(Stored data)
>>
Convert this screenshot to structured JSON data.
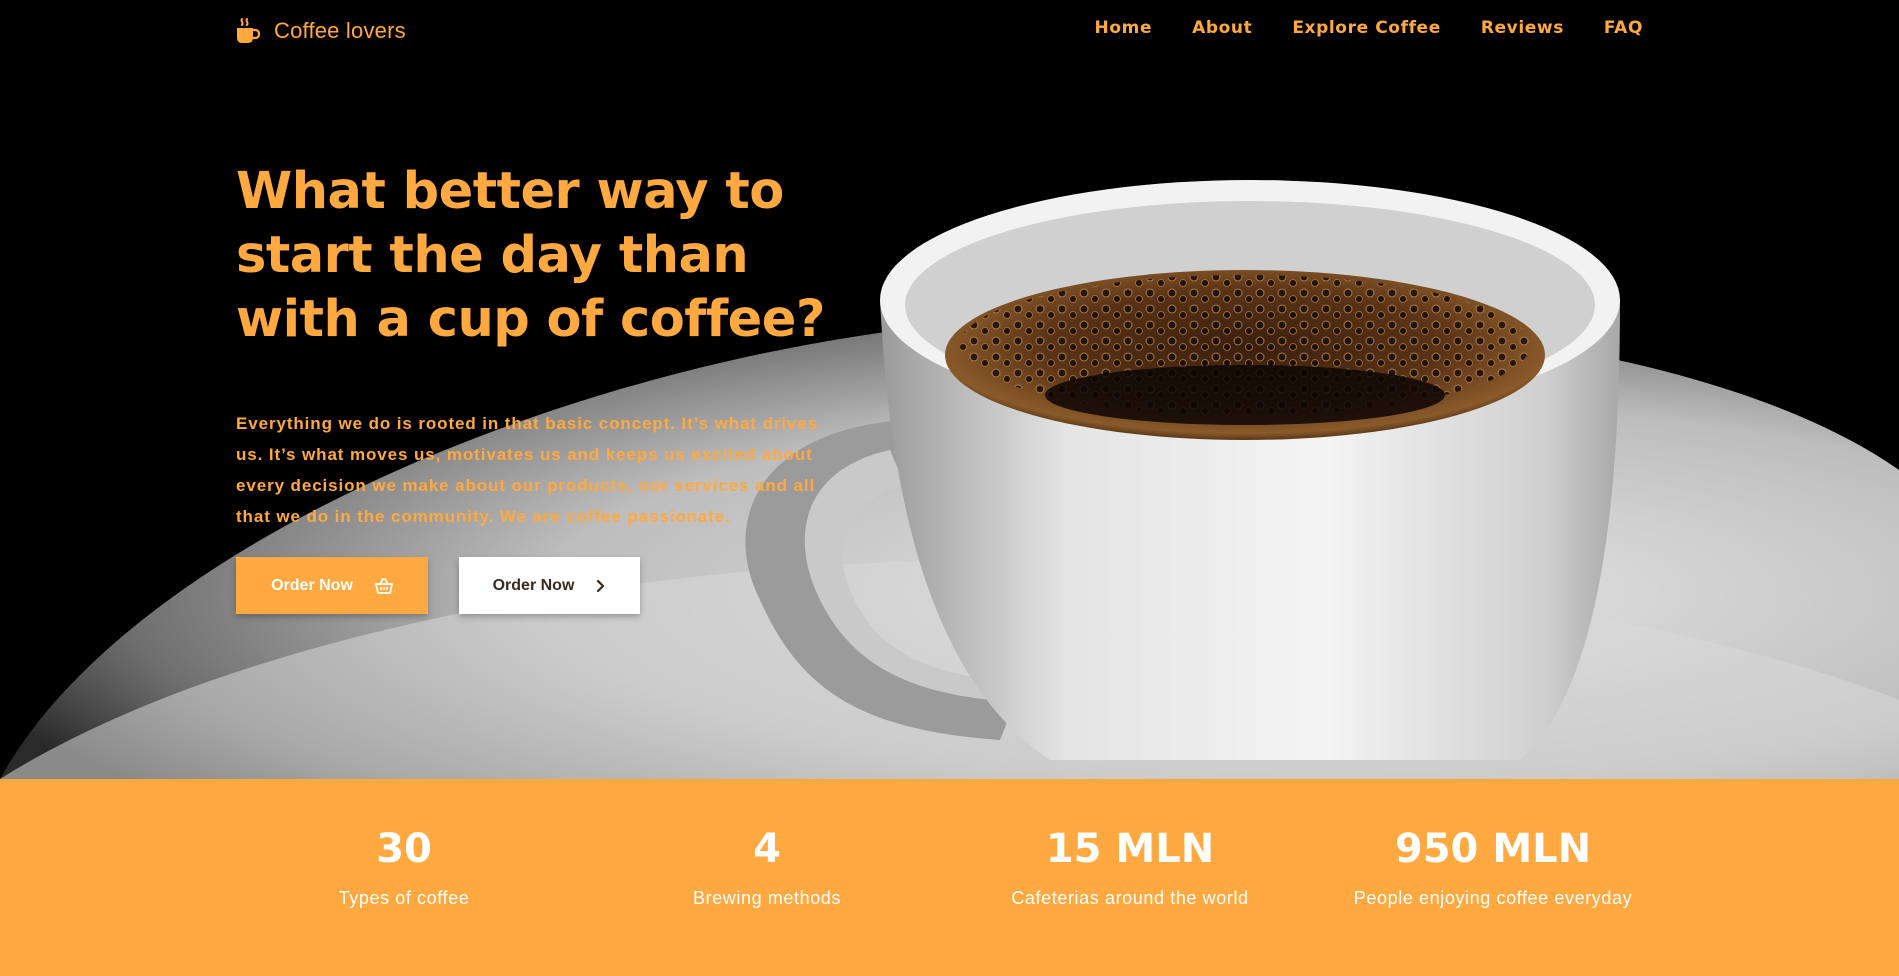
{
  "brand": {
    "name": "Coffee lovers",
    "icon": "coffee-cup-icon",
    "accent_color": "#ffa940"
  },
  "nav": {
    "links": [
      "Home",
      "About",
      "Explore Coffee",
      "Reviews",
      "FAQ"
    ]
  },
  "hero": {
    "headline": "What better way to start the day than with a cup of coffee?",
    "lead": "Everything we do is rooted in that basic concept. It’s what drives us. It’s what moves us, motivates us and keeps us excited about every decision we make about our products, our services and all that we do in the community. We are coffee passionate.",
    "primary_button": {
      "label": "Order Now",
      "icon": "basket-icon"
    },
    "secondary_button": {
      "label": "Order Now",
      "icon": "chevron-right-icon"
    }
  },
  "stats": [
    {
      "value": "30",
      "label": "Types of coffee"
    },
    {
      "value": "4",
      "label": "Brewing methods"
    },
    {
      "value": "15 MLN",
      "label": "Cafeterias around the world"
    },
    {
      "value": "950 MLN",
      "label": "People enjoying coffee everyday"
    }
  ]
}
<<
Without the pictures, print the records in full, exactly as they appear.

Convert this screenshot to structured JSON data.
{
  "brand": {
    "name": "Coffee lovers",
    "icon": "coffee-cup-icon",
    "accent_color": "#ffa940"
  },
  "nav": {
    "links": [
      "Home",
      "About",
      "Explore Coffee",
      "Reviews",
      "FAQ"
    ]
  },
  "hero": {
    "headline": "What better way to start the day than with a cup of coffee?",
    "lead": "Everything we do is rooted in that basic concept. It’s what drives us. It’s what moves us, motivates us and keeps us excited about every decision we make about our products, our services and all that we do in the community. We are coffee passionate.",
    "primary_button": {
      "label": "Order Now",
      "icon": "basket-icon"
    },
    "secondary_button": {
      "label": "Order Now",
      "icon": "chevron-right-icon"
    }
  },
  "stats": [
    {
      "value": "30",
      "label": "Types of coffee"
    },
    {
      "value": "4",
      "label": "Brewing methods"
    },
    {
      "value": "15 MLN",
      "label": "Cafeterias around the world"
    },
    {
      "value": "950 MLN",
      "label": "People enjoying coffee everyday"
    }
  ]
}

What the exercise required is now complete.